## CHALLENGE:
Each record below must be returned exactly as shown.

(Collected data)
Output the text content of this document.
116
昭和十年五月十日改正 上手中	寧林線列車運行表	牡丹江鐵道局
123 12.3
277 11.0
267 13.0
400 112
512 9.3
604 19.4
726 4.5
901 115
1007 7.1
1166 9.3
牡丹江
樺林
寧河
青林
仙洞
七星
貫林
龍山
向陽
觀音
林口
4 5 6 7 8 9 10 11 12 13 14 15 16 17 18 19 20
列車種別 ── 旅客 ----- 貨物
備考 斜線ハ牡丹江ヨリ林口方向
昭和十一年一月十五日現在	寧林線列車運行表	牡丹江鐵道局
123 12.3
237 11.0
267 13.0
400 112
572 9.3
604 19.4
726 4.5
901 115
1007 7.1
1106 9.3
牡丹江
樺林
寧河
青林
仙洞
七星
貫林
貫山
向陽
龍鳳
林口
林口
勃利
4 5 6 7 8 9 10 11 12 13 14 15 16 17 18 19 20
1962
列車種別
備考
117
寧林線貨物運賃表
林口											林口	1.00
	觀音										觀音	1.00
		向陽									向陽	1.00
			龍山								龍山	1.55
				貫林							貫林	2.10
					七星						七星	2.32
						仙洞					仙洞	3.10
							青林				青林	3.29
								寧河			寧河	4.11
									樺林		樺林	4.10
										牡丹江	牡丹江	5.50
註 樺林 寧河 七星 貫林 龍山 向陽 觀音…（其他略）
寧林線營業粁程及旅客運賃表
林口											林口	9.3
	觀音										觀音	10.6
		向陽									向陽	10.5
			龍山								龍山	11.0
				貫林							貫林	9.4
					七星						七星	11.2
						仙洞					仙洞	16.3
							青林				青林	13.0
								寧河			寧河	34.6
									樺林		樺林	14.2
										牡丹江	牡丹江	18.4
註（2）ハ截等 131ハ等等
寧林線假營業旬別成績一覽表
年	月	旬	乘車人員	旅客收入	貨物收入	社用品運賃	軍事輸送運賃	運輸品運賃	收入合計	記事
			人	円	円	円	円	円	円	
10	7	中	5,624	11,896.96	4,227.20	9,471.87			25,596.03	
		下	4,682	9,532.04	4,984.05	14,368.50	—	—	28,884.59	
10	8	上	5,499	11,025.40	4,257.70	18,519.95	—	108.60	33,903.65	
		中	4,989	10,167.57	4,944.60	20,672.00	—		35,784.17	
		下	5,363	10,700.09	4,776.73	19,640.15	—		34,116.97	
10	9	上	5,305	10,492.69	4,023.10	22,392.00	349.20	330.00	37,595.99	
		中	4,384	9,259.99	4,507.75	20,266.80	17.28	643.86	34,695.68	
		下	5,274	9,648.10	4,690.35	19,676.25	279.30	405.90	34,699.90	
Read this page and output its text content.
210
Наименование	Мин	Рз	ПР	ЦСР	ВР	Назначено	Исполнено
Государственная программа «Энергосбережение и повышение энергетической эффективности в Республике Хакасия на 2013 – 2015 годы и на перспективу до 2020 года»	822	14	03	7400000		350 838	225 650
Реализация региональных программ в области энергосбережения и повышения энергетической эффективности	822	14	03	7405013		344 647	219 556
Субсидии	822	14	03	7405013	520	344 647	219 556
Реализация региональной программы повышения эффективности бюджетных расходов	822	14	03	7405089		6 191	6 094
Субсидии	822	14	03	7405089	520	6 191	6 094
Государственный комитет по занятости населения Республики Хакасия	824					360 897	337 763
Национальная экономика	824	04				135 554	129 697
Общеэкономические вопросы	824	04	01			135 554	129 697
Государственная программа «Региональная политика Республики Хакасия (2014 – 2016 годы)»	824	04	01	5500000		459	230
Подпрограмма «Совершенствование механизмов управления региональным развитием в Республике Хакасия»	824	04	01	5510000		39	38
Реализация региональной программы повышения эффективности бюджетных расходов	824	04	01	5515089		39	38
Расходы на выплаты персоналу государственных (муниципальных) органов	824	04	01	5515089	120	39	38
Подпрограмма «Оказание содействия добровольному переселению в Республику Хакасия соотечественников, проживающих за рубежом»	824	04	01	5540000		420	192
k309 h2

## EXERCISE OUTPUT:
Output the text content of this document.
116
昭和十年五月十日改正 上手中	寧林線列車運行表	牡丹江鐵道局
123 12.3
277 11.0
267 13.0
400 112
512 9.3
604 19.4
726 4.5
901 115
1007 7.1
1166 9.3
牡丹江
樺林
寧河
青林
仙洞
七星
貫林
龍山
向陽
觀音
林口
4 5 6 7 8 9 10 11 12 13 14 15 16 17 18 19 20
列車種別 ── 旅客 ----- 貨物
備考 斜線ハ牡丹江ヨリ林口方向
昭和十一年一月十五日現在	寧林線列車運行表	牡丹江鐵道局
123 12.3
237 11.0
267 13.0
400 112
572 9.3
604 19.4
726 4.5
901 115
1007 7.1
1106 9.3
牡丹江
樺林
寧河
青林
仙洞
七星
貫林
貫山
向陽
龍鳳
林口
林口
勃利
4 5 6 7 8 9 10 11 12 13 14 15 16 17 18 19 20
1962
列車種別
備考
117
寧林線貨物運賃表
林口											林口	1.00
	觀音										觀音	1.00
		向陽									向陽	1.00
			龍山								龍山	1.55
				貫林							貫林	2.10
					七星						七星	2.32
						仙洞					仙洞	3.10
							青林				青林	3.29
								寧河			寧河	4.11
									樺林		樺林	4.10
										牡丹江	牡丹江	5.50
註 樺林 寧河 七星 貫林 龍山 向陽 觀音…（其他略）
寧林線營業粁程及旅客運賃表
林口											林口	9.3
	觀音										觀音	10.6
		向陽									向陽	10.5
			龍山								龍山	11.0
				貫林							貫林	9.4
					七星						七星	11.2
						仙洞					仙洞	16.3
							青林				青林	13.0
								寧河			寧河	34.6
									樺林		樺林	14.2
										牡丹江	牡丹江	18.4
註（2）ハ截等 131ハ等等
寧林線假營業旬別成績一覽表
年	月	旬	乘車人員	旅客收入	貨物收入	社用品運賃	軍事輸送運賃	運輸品運賃	收入合計	記事
			人	円	円	円	円	円	円	
10	7	中	5,624	11,896.96	4,227.20	9,471.87			25,596.03	
		下	4,682	9,532.04	4,984.05	14,368.50	—	—	28,884.59	
10	8	上	5,499	11,025.40	4,257.70	18,519.95	—	108.60	33,903.65	
		中	4,989	10,167.57	4,944.60	20,672.00	—		35,784.17	
		下	5,363	10,700.09	4,776.73	19,640.15	—		34,116.97	
10	9	上	5,305	10,492.69	4,023.10	22,392.00	349.20	330.00	37,595.99	
		中	4,384	9,259.99	4,507.75	20,266.80	17.28	643.86	34,695.68	
		下	5,274	9,648.10	4,690.35	19,676.25	279.30	405.90	34,699.90	
Read this page and output its text content.
210
Наименование	Мин	Рз	ПР	ЦСР	ВР	Назначено	Исполнено
Государственная программа «Энергосбережение и повышение энергетической эффективности в Республике Хакасия на 2013 – 2015 годы и на перспективу до 2020 года»	822	14	03	7400000		350 838	225 650
Реализация региональных программ в области энергосбережения и повышения энергетической эффективности	822	14	03	7405013		344 647	219 556
Субсидии	822	14	03	7405013	520	344 647	219 556
Реализация региональной программы повышения эффективности бюджетных расходов	822	14	03	7405089		6 191	6 094
Субсидии	822	14	03	7405089	520	6 191	6 094
Государственный комитет по занятости населения Республики Хакасия	824					360 897	337 763
Национальная экономика	824	04				135 554	129 697
Общеэкономические вопросы	824	04	01			135 554	129 697
Государственная программа «Региональная политика Республики Хакасия (2014 – 2016 годы)»	824	04	01	5500000		459	230
Подпрограмма «Совершенствование механизмов управления региональным развитием в Республике Хакасия»	824	04	01	5510000		39	38
Реализация региональной программы повышения эффективности бюджетных расходов	824	04	01	5515089		39	38
Расходы на выплаты персоналу государственных (муниципальных) органов	824	04	01	5515089	120	39	38
Подпрограмма «Оказание содействия добровольному переселению в Республику Хакасия соотечественников, проживающих за рубежом»	824	04	01	5540000		420	192
k309 h2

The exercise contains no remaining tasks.